● **Task requirements**
In the material below, find all lines with the string "more" and copy them.

[Stored data]
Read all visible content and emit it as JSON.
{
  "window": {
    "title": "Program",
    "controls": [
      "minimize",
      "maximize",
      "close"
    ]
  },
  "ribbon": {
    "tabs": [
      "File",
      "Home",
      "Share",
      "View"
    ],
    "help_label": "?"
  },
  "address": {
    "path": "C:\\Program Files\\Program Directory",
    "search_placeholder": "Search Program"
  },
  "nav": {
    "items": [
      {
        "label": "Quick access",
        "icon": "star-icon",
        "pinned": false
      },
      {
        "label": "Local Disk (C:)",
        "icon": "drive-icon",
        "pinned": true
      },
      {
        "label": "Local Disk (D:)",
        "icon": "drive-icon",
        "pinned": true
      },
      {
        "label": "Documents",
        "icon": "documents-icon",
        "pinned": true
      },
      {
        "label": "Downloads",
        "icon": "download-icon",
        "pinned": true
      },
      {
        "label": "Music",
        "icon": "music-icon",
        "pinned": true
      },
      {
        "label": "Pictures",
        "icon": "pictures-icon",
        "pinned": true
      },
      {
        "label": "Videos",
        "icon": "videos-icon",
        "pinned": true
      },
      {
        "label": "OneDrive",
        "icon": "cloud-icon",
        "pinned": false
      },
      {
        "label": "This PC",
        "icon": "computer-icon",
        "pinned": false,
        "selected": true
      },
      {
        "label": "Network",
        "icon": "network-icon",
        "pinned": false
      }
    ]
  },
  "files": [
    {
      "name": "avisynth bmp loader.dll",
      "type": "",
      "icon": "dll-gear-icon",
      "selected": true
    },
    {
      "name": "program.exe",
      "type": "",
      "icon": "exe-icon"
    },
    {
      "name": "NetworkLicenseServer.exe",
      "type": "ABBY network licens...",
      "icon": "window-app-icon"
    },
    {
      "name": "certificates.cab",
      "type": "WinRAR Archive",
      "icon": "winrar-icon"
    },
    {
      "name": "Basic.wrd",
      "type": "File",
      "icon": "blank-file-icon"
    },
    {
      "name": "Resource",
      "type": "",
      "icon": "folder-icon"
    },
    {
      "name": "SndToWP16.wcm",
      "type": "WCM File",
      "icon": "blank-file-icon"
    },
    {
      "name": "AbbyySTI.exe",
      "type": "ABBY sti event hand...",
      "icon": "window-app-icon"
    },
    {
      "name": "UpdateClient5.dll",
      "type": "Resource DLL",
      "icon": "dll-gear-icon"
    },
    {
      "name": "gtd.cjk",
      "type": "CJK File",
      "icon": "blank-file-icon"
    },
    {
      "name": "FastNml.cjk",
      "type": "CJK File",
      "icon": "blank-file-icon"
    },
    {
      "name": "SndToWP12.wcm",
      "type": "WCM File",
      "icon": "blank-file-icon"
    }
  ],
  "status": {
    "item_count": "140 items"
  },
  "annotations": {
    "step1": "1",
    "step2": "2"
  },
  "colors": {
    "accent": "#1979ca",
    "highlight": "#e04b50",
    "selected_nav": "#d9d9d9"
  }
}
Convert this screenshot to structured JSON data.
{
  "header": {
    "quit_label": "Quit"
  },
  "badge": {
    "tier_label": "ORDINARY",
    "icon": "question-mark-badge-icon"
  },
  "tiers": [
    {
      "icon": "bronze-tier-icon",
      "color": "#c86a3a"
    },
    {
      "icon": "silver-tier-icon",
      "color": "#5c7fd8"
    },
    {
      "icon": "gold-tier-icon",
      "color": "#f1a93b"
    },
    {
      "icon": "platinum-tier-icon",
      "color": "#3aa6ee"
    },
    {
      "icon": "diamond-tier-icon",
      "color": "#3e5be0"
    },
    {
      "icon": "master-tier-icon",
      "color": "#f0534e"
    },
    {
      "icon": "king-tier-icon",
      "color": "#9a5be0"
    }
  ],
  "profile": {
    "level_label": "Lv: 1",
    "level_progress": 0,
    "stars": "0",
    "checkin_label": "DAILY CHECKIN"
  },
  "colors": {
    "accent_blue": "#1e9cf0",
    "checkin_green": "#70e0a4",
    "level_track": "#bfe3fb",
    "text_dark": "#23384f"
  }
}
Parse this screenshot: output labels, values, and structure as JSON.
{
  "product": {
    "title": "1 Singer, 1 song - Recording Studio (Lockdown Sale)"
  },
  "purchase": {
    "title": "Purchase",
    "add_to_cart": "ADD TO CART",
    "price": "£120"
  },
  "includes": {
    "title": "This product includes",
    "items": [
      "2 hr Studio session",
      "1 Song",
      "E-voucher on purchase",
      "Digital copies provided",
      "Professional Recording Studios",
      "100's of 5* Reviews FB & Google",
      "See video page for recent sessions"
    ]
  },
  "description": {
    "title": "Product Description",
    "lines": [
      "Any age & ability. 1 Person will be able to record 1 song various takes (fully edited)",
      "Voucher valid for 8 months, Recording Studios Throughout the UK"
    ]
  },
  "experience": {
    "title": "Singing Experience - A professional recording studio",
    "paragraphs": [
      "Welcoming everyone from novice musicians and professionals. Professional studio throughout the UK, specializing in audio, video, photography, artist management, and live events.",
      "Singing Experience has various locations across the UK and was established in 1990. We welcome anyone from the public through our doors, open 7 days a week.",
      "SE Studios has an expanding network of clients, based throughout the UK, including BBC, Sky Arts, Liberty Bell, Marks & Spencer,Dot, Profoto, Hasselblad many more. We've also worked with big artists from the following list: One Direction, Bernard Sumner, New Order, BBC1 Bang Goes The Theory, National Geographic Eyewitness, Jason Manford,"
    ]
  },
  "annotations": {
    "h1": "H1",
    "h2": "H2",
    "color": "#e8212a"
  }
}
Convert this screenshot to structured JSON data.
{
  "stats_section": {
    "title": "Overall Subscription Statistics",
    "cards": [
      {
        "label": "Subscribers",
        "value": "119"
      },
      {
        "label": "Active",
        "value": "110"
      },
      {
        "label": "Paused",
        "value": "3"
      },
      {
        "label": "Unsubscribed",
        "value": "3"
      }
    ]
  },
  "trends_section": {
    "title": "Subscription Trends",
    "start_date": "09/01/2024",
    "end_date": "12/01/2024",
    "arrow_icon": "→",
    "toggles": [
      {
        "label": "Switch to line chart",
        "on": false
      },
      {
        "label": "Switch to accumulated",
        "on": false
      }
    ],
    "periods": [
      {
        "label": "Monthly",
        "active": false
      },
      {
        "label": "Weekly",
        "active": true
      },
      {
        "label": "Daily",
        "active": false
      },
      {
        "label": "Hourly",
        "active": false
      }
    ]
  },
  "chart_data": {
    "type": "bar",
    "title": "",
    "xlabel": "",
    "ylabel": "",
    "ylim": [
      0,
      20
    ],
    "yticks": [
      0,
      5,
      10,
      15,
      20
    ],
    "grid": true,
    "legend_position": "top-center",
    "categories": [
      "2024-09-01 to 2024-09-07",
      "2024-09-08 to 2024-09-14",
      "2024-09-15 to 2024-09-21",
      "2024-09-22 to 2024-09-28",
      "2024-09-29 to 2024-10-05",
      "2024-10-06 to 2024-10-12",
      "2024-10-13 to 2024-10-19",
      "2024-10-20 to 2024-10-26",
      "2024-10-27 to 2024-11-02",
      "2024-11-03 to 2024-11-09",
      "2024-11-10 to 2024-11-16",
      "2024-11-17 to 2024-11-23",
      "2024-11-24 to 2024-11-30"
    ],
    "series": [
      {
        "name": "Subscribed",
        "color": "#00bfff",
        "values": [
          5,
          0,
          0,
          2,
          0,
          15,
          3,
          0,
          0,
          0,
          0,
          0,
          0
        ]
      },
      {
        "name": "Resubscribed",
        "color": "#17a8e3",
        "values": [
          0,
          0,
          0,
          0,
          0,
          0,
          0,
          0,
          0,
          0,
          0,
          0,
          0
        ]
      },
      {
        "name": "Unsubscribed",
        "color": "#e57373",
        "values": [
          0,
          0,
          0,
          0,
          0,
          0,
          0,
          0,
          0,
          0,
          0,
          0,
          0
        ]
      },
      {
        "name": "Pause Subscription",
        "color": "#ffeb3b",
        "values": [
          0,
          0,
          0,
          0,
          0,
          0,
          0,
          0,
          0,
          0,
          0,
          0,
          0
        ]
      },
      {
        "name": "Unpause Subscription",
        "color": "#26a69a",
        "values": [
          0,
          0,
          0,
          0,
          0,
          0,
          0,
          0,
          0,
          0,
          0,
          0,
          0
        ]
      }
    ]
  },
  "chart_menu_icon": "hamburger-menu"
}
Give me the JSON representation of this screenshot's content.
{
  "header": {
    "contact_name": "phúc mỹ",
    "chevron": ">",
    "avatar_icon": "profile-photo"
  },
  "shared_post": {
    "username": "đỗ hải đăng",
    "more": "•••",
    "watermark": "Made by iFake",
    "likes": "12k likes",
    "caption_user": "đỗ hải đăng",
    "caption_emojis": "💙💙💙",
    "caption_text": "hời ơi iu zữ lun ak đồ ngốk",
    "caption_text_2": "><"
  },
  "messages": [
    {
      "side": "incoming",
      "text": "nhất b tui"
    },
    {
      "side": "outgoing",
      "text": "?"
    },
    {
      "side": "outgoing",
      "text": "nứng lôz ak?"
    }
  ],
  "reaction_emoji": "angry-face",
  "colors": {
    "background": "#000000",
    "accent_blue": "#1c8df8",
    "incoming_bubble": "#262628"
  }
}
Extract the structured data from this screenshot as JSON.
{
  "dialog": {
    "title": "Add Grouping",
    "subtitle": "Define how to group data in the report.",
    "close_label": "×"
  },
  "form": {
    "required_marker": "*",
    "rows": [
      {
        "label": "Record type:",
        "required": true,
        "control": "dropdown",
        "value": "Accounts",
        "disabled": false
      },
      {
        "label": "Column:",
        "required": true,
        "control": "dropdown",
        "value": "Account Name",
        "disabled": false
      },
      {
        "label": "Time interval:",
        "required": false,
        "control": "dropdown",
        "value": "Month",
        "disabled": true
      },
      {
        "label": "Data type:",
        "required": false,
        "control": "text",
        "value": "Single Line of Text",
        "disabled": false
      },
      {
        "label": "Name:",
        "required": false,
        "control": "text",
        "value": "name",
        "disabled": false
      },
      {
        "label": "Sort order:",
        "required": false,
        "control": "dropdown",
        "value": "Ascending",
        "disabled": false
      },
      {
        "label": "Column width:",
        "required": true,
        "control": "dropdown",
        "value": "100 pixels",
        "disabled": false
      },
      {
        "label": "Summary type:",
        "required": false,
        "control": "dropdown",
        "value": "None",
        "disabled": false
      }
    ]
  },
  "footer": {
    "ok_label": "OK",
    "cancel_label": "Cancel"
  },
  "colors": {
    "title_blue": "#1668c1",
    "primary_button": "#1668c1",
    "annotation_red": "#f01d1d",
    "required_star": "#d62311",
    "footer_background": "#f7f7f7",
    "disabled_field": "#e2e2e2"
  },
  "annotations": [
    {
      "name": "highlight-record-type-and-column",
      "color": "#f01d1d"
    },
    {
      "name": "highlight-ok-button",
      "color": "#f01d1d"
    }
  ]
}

● **Output of the exercise**
      "SE Studios has an expanding network of clients, based throughout the UK, including BBC, Sky Arts, Liberty Bell, Marks & Spencer,Dot, Profoto, Hasselblad many more. We've also worked with big artists from the following list: One Direction, Bernard Sumner, New Order, BBC1 Bang Goes The Theory, National Geographic Eyewitness, Jason Manford,"
    "more": "•••",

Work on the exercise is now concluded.